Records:
____________________

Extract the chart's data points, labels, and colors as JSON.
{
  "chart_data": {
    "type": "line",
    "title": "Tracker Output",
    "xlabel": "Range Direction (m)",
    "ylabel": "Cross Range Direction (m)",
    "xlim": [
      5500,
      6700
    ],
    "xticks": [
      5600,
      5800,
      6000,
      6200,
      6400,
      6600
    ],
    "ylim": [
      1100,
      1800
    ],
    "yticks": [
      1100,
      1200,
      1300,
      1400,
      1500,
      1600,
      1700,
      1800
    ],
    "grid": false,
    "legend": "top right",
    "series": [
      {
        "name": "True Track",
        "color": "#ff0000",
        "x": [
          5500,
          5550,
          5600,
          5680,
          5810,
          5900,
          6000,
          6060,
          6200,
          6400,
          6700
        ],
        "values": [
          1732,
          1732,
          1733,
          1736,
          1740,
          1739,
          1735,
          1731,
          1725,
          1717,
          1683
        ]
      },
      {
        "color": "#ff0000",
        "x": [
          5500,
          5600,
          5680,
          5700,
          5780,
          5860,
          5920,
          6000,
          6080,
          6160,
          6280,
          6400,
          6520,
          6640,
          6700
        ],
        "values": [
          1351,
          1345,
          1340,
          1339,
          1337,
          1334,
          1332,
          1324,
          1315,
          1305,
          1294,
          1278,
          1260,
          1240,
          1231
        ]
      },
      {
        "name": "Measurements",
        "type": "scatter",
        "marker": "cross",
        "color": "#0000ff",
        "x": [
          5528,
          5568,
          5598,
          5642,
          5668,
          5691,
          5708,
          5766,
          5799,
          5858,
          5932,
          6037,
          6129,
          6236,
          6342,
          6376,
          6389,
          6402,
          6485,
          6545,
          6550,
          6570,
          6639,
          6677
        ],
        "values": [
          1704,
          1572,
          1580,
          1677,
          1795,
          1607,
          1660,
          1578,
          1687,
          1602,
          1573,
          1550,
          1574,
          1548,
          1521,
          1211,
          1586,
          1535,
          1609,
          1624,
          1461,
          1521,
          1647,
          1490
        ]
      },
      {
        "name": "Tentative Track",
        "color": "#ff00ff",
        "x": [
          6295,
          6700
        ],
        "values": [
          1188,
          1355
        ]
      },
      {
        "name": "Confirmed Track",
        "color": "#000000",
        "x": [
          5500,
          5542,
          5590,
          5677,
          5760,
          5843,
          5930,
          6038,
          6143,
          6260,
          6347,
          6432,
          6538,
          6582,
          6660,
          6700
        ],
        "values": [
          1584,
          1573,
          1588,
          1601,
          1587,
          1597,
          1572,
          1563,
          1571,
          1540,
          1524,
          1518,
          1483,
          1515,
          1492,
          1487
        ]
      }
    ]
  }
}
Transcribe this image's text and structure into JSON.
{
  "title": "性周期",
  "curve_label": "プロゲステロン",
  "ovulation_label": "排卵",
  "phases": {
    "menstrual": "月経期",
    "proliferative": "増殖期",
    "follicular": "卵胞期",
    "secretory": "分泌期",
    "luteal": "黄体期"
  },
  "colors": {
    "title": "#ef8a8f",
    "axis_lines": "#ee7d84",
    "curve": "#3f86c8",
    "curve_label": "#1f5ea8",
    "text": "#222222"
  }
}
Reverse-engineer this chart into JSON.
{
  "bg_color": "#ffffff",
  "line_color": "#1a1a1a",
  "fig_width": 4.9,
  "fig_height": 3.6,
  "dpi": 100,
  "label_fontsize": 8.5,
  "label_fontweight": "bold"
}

____________________

Stated exercise: Each entry is to be returned in full, character for character.

Task answer:
Extract the chart's data points, labels, and colors as JSON.
{
  "chart_data": {
    "type": "line",
    "title": "Tracker Output",
    "xlabel": "Range Direction (m)",
    "ylabel": "Cross Range Direction (m)",
    "xlim": [
      5500,
      6700
    ],
    "xticks": [
      5600,
      5800,
      6000,
      6200,
      6400,
      6600
    ],
    "ylim": [
      1100,
      1800
    ],
    "yticks": [
      1100,
      1200,
      1300,
      1400,
      1500,
      1600,
      1700,
      1800
    ],
    "grid": false,
    "legend": "top right",
    "series": [
      {
        "name": "True Track",
        "color": "#ff0000",
        "x": [
          5500,
          5550,
          5600,
          5680,
          5810,
          5900,
          6000,
          6060,
          6200,
          6400,
          6700
        ],
        "values": [
          1732,
          1732,
          1733,
          1736,
          1740,
          1739,
          1735,
          1731,
          1725,
          1717,
          1683
        ]
      },
      {
        "color": "#ff0000",
        "x": [
          5500,
          5600,
          5680,
          5700,
          5780,
          5860,
          5920,
          6000,
          6080,
          6160,
          6280,
          6400,
          6520,
          6640,
          6700
        ],
        "values": [
          1351,
          1345,
          1340,
          1339,
          1337,
          1334,
          1332,
          1324,
          1315,
          1305,
          1294,
          1278,
          1260,
          1240,
          1231
        ]
      },
      {
        "name": "Measurements",
        "type": "scatter",
        "marker": "cross",
        "color": "#0000ff",
        "x": [
          5528,
          5568,
          5598,
          5642,
          5668,
          5691,
          5708,
          5766,
          5799,
          5858,
          5932,
          6037,
          6129,
          6236,
          6342,
          6376,
          6389,
          6402,
          6485,
          6545,
          6550,
          6570,
          6639,
          6677
        ],
        "values": [
          1704,
          1572,
          1580,
          1677,
          1795,
          1607,
          1660,
          1578,
          1687,
          1602,
          1573,
          1550,
          1574,
          1548,
          1521,
          1211,
          1586,
          1535,
          1609,
          1624,
          1461,
          1521,
          1647,
          1490
        ]
      },
      {
        "name": "Tentative Track",
        "color": "#ff00ff",
        "x": [
          6295,
          6700
        ],
        "values": [
          1188,
          1355
        ]
      },
      {
        "name": "Confirmed Track",
        "color": "#000000",
        "x": [
          5500,
          5542,
          5590,
          5677,
          5760,
          5843,
          5930,
          6038,
          6143,
          6260,
          6347,
          6432,
          6538,
          6582,
          6660,
          6700
        ],
        "values": [
          1584,
          1573,
          1588,
          1601,
          1587,
          1597,
          1572,
          1563,
          1571,
          1540,
          1524,
          1518,
          1483,
          1515,
          1492,
          1487
        ]
      }
    ]
  }
}
Transcribe this image's text and structure into JSON.
{
  "title": "性周期",
  "curve_label": "プロゲステロン",
  "ovulation_label": "排卵",
  "phases": {
    "menstrual": "月経期",
    "proliferative": "増殖期",
    "follicular": "卵胞期",
    "secretory": "分泌期",
    "luteal": "黄体期"
  },
  "colors": {
    "title": "#ef8a8f",
    "axis_lines": "#ee7d84",
    "curve": "#3f86c8",
    "curve_label": "#1f5ea8",
    "text": "#222222"
  }
}
Reverse-engineer this chart into JSON.
{
  "bg_color": "#ffffff",
  "line_color": "#1a1a1a",
  "fig_width": 4.9,
  "fig_height": 3.6,
  "dpi": 100,
  "label_fontsize": 8.5,
  "label_fontweight": "bold"
}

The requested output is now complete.